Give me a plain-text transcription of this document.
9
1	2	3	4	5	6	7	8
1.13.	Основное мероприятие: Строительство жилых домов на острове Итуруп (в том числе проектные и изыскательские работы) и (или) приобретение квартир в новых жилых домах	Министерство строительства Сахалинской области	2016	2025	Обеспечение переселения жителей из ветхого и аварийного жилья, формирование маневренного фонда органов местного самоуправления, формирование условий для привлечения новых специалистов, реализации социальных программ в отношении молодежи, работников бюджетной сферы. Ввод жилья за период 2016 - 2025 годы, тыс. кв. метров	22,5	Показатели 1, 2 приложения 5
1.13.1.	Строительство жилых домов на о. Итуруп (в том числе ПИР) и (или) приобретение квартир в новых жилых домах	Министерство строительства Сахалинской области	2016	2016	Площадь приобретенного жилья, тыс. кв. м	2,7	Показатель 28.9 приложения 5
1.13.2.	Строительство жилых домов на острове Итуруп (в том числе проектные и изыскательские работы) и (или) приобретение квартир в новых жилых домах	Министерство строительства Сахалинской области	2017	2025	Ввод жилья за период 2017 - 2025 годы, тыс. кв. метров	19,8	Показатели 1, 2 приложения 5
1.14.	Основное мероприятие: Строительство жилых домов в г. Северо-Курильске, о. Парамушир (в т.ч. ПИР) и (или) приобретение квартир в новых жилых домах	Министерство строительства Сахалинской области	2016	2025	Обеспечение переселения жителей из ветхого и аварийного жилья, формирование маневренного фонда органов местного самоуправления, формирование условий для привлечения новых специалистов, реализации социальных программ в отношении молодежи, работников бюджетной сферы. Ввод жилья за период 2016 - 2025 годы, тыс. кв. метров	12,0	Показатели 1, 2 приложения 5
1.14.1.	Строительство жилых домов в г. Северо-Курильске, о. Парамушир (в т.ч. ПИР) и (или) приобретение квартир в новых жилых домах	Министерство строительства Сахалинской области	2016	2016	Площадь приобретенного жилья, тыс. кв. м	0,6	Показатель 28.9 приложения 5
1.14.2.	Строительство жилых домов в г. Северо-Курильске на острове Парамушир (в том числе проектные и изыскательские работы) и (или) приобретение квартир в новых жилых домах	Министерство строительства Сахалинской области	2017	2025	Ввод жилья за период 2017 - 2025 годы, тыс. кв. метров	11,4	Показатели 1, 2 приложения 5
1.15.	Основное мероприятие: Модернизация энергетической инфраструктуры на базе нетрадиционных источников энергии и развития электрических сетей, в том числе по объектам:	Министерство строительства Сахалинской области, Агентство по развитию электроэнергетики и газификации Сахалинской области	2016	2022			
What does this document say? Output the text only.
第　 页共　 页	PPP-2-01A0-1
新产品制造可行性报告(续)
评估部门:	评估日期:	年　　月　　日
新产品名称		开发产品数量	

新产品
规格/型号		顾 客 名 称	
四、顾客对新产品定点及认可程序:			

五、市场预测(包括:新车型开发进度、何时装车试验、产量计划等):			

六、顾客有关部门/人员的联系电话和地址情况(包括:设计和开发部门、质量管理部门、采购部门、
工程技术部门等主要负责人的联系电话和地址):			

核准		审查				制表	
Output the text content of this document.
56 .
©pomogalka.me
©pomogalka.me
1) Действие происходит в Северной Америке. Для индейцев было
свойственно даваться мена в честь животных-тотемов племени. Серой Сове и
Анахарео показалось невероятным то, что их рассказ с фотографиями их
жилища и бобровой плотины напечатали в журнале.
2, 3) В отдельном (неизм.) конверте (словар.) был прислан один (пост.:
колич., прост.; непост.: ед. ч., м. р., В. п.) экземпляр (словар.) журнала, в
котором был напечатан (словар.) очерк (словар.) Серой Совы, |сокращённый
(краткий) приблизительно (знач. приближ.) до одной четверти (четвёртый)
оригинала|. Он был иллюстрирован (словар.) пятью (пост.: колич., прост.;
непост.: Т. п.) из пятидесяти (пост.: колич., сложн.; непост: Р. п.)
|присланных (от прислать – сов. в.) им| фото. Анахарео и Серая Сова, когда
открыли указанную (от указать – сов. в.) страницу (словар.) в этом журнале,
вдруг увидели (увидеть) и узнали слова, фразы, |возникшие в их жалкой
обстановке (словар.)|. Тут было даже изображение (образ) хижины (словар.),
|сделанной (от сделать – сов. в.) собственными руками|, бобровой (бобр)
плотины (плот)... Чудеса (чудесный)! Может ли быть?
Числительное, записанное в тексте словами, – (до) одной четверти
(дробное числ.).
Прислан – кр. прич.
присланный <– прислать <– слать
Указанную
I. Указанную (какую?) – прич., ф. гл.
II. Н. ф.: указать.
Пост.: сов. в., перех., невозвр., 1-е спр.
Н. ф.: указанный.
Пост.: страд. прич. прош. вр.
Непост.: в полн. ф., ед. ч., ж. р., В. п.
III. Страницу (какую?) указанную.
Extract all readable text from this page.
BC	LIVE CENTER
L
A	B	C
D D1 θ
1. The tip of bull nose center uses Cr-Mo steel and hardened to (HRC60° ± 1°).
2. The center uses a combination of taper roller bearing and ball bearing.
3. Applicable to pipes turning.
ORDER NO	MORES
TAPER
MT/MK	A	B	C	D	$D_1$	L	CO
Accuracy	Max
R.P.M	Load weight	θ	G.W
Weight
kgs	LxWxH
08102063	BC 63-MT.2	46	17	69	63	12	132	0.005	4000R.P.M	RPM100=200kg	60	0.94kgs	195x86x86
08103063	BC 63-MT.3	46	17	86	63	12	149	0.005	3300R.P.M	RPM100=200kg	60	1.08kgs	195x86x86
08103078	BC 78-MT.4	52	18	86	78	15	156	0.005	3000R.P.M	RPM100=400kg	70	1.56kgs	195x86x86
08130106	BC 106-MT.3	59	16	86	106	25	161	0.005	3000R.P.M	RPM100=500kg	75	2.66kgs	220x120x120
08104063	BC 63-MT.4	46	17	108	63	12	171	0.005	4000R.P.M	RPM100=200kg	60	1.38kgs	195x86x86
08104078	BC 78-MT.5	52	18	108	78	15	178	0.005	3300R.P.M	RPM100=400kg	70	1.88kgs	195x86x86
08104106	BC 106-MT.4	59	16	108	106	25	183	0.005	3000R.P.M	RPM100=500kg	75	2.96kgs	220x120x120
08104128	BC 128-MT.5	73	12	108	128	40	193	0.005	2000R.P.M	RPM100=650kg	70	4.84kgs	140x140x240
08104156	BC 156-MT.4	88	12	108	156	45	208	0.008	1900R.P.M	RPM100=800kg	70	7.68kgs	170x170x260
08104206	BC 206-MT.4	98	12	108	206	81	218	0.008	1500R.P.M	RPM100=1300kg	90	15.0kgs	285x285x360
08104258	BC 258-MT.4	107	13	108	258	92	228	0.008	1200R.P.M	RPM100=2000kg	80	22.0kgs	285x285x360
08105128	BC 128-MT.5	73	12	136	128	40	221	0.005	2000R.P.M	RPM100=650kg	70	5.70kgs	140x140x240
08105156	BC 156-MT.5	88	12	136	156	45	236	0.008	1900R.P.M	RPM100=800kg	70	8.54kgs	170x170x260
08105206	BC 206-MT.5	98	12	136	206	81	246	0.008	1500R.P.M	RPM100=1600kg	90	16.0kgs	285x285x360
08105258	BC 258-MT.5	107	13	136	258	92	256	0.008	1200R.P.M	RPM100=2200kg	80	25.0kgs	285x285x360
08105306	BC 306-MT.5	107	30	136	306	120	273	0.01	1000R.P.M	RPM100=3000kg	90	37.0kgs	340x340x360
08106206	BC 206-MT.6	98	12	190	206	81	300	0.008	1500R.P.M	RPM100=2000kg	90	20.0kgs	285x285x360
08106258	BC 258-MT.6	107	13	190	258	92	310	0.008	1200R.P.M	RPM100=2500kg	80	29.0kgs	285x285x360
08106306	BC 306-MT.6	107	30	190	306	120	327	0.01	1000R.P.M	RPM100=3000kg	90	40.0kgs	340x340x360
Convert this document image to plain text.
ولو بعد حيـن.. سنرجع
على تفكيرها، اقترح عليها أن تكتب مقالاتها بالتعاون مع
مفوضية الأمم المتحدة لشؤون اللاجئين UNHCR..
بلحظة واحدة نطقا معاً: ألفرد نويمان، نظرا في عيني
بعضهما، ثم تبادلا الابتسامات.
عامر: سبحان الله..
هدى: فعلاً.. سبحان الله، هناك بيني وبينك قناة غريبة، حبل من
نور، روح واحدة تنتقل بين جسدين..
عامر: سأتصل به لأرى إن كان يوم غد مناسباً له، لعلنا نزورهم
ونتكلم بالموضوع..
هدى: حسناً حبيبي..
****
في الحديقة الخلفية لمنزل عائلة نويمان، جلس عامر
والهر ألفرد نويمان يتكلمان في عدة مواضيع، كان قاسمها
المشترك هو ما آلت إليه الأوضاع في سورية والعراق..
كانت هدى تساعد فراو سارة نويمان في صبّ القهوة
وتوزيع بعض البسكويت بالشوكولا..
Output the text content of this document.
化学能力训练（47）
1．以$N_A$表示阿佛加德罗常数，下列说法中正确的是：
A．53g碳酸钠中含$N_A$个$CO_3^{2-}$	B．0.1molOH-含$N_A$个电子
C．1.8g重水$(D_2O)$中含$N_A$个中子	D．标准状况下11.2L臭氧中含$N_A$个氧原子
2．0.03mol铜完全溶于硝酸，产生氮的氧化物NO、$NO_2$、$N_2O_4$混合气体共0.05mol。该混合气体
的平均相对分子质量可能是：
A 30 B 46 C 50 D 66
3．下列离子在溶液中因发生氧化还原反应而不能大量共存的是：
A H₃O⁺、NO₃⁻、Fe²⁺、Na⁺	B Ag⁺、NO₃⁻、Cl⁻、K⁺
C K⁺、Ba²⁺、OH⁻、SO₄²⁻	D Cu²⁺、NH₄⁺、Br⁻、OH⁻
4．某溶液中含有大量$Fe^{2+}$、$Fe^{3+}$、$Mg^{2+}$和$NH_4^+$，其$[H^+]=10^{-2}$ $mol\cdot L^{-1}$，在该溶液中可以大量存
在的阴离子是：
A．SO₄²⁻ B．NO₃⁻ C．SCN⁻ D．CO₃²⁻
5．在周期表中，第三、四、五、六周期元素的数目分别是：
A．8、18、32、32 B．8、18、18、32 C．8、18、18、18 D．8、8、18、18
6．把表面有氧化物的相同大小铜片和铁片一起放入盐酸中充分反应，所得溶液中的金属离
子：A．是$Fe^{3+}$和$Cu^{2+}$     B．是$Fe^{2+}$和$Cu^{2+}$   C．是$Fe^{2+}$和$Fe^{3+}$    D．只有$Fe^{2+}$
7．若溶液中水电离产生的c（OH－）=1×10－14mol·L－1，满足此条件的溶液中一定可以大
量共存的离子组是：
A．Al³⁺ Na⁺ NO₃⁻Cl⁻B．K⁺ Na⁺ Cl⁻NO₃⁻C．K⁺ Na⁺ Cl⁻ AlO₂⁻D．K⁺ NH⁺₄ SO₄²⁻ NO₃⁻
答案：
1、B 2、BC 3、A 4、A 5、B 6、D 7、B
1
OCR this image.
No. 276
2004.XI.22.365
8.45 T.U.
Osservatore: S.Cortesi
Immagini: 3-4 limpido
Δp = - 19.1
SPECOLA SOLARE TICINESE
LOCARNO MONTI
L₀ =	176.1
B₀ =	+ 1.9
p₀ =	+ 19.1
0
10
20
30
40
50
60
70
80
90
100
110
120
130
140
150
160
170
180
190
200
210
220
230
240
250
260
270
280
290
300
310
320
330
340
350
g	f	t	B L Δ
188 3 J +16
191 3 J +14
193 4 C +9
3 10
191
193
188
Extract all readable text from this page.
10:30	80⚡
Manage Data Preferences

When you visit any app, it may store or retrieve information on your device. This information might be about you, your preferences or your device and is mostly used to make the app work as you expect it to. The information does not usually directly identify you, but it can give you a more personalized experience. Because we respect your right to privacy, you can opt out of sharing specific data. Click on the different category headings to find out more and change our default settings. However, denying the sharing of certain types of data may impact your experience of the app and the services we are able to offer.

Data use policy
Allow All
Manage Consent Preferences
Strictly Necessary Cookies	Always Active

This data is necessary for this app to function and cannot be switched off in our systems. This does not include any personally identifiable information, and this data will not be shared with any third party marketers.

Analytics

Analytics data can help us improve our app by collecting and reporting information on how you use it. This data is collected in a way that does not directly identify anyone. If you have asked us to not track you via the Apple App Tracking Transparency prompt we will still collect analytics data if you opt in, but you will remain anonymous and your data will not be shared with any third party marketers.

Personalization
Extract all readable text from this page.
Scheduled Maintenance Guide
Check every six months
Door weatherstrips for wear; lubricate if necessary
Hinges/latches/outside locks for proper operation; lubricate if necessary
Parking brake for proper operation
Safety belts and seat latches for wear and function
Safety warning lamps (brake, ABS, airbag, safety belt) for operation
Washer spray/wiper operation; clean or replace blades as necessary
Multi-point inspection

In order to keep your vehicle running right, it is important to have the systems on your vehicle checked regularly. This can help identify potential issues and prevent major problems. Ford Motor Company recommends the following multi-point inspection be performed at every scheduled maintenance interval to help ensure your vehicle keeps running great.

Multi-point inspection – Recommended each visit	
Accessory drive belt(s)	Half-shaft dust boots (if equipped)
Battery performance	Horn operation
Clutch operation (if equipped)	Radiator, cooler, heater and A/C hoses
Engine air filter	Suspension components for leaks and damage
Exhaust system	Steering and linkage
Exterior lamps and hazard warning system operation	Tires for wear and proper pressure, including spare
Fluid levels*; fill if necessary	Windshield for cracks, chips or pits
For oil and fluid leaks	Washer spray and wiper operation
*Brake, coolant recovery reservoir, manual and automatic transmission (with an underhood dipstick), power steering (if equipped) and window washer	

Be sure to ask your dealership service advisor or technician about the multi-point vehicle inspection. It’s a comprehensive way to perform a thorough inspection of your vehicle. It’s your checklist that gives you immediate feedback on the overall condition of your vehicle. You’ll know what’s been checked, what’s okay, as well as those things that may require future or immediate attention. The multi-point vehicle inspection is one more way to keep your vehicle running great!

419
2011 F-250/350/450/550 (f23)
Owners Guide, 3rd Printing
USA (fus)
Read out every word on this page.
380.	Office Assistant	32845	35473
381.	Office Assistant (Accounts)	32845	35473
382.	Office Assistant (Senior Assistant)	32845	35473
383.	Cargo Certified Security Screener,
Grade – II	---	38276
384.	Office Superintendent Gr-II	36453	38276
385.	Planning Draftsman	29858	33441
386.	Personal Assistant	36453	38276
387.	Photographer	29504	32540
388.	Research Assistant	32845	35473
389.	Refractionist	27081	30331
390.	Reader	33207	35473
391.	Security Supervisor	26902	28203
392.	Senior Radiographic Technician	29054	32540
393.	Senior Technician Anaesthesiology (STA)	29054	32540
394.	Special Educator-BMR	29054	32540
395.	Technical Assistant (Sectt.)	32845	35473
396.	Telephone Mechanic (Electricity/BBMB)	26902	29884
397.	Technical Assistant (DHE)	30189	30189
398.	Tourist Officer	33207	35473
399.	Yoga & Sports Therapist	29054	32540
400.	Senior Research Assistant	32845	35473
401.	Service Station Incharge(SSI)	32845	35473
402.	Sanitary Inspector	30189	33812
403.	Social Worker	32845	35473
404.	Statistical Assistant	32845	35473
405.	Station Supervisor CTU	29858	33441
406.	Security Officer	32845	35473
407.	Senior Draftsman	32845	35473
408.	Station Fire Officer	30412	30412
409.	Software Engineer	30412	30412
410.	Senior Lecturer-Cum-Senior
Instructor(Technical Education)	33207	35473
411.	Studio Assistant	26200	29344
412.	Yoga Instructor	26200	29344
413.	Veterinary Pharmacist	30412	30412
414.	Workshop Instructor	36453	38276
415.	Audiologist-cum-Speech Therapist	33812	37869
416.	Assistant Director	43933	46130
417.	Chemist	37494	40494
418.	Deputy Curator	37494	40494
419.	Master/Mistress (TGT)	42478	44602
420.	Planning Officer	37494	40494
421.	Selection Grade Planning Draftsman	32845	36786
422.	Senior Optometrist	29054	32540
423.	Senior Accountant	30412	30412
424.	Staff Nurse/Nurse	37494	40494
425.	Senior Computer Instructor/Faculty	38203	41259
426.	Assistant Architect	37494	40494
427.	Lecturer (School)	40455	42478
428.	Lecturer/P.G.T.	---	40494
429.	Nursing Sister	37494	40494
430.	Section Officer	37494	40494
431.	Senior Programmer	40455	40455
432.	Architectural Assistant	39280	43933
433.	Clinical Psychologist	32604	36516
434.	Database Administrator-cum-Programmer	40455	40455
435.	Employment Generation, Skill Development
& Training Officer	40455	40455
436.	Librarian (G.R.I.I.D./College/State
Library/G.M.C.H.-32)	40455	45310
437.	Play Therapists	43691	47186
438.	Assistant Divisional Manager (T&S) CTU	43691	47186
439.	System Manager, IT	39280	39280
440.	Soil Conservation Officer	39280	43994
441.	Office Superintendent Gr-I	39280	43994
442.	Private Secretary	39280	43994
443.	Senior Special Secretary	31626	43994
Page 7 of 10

• • • •

* _Requirement_: From the entries above, copy each line holding "Analytics".

* _Problem solution_:
Analytics
Analytics data can help us improve our app by collecting and reporting information on how you use it. This data is collected in a way that does not directly identify anyone. If you have asked us to not track you via the Apple App Tracking Transparency prompt we will still collect analytics data if you opt in, but you will remain anonymous and your data will not be shared with any third party marketers.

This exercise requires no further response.